■ **STATED EXERCISE**: The listing beneath should be written out in full, exactly as shown.

··· INFORMATION SHOWN ···

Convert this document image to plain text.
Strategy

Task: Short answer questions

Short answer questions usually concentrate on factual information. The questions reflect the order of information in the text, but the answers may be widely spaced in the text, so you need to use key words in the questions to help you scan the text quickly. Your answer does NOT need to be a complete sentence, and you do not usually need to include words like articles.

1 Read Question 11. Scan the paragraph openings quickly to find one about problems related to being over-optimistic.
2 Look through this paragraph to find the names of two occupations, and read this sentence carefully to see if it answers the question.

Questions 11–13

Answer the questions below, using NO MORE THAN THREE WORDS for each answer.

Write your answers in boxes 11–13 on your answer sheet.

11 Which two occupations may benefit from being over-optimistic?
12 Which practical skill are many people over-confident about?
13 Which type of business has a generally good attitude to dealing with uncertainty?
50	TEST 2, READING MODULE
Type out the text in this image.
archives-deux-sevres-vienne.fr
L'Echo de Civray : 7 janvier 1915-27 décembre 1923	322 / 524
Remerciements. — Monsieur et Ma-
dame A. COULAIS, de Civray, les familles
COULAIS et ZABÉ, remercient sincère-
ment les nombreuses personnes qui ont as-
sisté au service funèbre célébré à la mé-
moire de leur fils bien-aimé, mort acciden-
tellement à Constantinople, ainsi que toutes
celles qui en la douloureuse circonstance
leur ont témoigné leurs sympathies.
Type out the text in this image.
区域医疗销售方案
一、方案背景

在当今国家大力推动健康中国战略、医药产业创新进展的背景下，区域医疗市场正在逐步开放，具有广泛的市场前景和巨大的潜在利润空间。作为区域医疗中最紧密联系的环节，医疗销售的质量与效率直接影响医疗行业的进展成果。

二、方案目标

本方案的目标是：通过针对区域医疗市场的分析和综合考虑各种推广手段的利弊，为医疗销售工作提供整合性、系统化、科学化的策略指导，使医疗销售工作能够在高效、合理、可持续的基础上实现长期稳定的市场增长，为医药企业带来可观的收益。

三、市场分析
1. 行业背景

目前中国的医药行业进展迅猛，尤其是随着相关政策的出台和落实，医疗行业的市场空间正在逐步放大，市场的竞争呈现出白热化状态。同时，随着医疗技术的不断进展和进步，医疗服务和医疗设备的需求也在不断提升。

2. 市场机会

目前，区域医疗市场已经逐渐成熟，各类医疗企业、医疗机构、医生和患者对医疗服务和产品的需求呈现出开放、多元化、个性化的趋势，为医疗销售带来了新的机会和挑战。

···

■ **RESPONSE BELOW**:
Convert this document image to plain text.
Strategy

Task: Short answer questions

Short answer questions usually concentrate on factual information. The questions reflect the order of information in the text, but the answers may be widely spaced in the text, so you need to use key words in the questions to help you scan the text quickly. Your answer does NOT need to be a complete sentence, and you do not usually need to include words like articles.

1 Read Question 11. Scan the paragraph openings quickly to find one about problems related to being over-optimistic.
2 Look through this paragraph to find the names of two occupations, and read this sentence carefully to see if it answers the question.

Questions 11–13

Answer the questions below, using NO MORE THAN THREE WORDS for each answer.

Write your answers in boxes 11–13 on your answer sheet.

11 Which two occupations may benefit from being over-optimistic?
12 Which practical skill are many people over-confident about?
13 Which type of business has a generally good attitude to dealing with uncertainty?
50	TEST 2, READING MODULE
Type out the text in this image.
archives-deux-sevres-vienne.fr
L'Echo de Civray : 7 janvier 1915-27 décembre 1923	322 / 524
Remerciements. — Monsieur et Ma-
dame A. COULAIS, de Civray, les familles
COULAIS et ZABÉ, remercient sincère-
ment les nombreuses personnes qui ont as-
sisté au service funèbre célébré à la mé-
moire de leur fils bien-aimé, mort acciden-
tellement à Constantinople, ainsi que toutes
celles qui en la douloureuse circonstance
leur ont témoigné leurs sympathies.
Type out the text in this image.
区域医疗销售方案
一、方案背景

在当今国家大力推动健康中国战略、医药产业创新进展的背景下，区域医疗市场正在逐步开放，具有广泛的市场前景和巨大的潜在利润空间。作为区域医疗中最紧密联系的环节，医疗销售的质量与效率直接影响医疗行业的进展成果。

二、方案目标

本方案的目标是：通过针对区域医疗市场的分析和综合考虑各种推广手段的利弊，为医疗销售工作提供整合性、系统化、科学化的策略指导，使医疗销售工作能够在高效、合理、可持续的基础上实现长期稳定的市场增长，为医药企业带来可观的收益。

三、市场分析
1. 行业背景

目前中国的医药行业进展迅猛，尤其是随着相关政策的出台和落实，医疗行业的市场空间正在逐步放大，市场的竞争呈现出白热化状态。同时，随着医疗技术的不断进展和进步，医疗服务和医疗设备的需求也在不断提升。

2. 市场机会

目前，区域医疗市场已经逐渐成熟，各类医疗企业、医疗机构、医生和患者对医疗服务和产品的需求呈现出开放、多元化、个性化的趋势，为医疗销售带来了新的机会和挑战。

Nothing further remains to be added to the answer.